If host is present then the directory exists on host. (Default file: $BU_VAR/$D_SSH)
report
Usage:
$ME [-genopts] report [-d date]
Function:
Summarise logs to report on the last backups.
Options:
-d date
Report on all backups run on this date. Date is specified as yyyy.mm.dd
*NOT YET IMPLIMENTED*
diff
Usage:
$ME [-genopts] diff user
Function:
User related diff.
*NOT YET IMPLIMENTED*
"
[movearch]="Usage: $ME movearch (archname tofs | -f file)
Function:
Copy backup archives to another backup filesystem.
The backup archive archname is copied from: $BU_USERS/\$LASTTWO/\$archname
which is a soft link to its actual location at: \$FROMFS/\$LASTTWO/\$archname
to: \$tofs/\$LASTTWO/\$archname. If the copy is successfull, the soft link is adjusted to the new location.
Options:
archname The name of the specific archive to be moved This is usually of the form: 'username[.[0-9]]' tofs Full pathname of the destination filesystem
(eg: $BU_BACKUP/disks/3)
-f file Read file containing lines: 'archname tofs',
and copy and move each archive to tofs. Note: file of '-' will cause the script to read from STDIN.
Default: (no options or args) Read from STDIN. (ie: '-f -' )
Note:
This command does not change the recorded source of the archive. If you have moved the source of the archive (ie: the location of the user's home dir) from one home directory server/fs to another, then use the movesource command. See: '$ME -h movesource'
movesource
Usage:
$ME movesource user olddir newdir
Function:
Change the recorded source directory for a user's backup archive.
Details:
CSE Backup archives record their source directory in two places: (1) $BU_USERS/\$LASTTWO/\$username[.n]/$BU_SOURCEDIR
This record is maintained by '$ME'.
(2) In each retention level archive pathname: $BU_USERS/\$LASTTWO/\$username[.n]/daily.N/\$username/\$source_dir/ This source_dir pathname is maintained by 'rsnapshot'.

Data section:
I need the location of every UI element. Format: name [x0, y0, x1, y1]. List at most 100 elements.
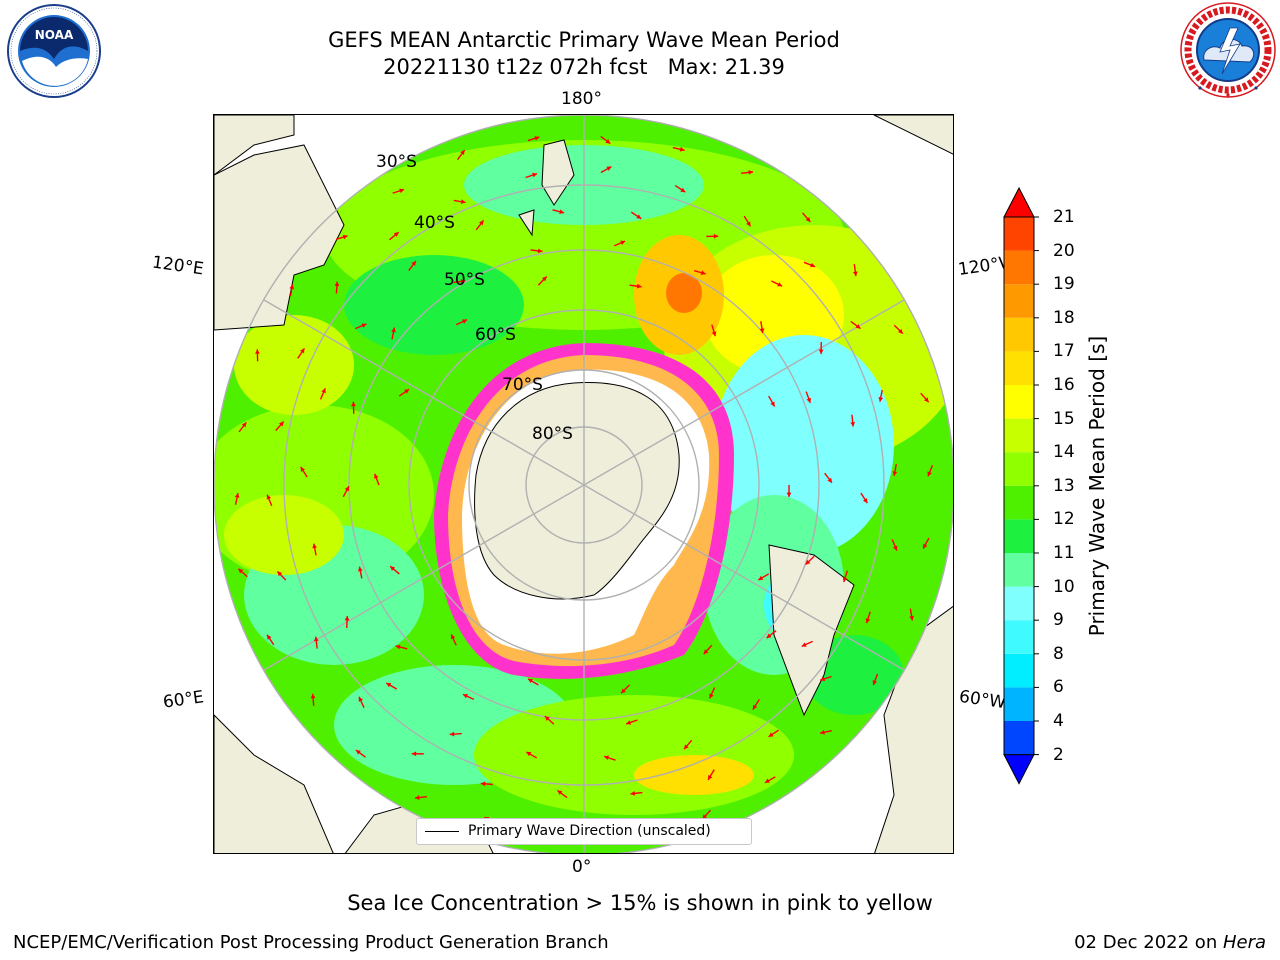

Requirements:
Name every command that has its own Usage line in the backup script help text.

The response:
report, diff, movearch, movesource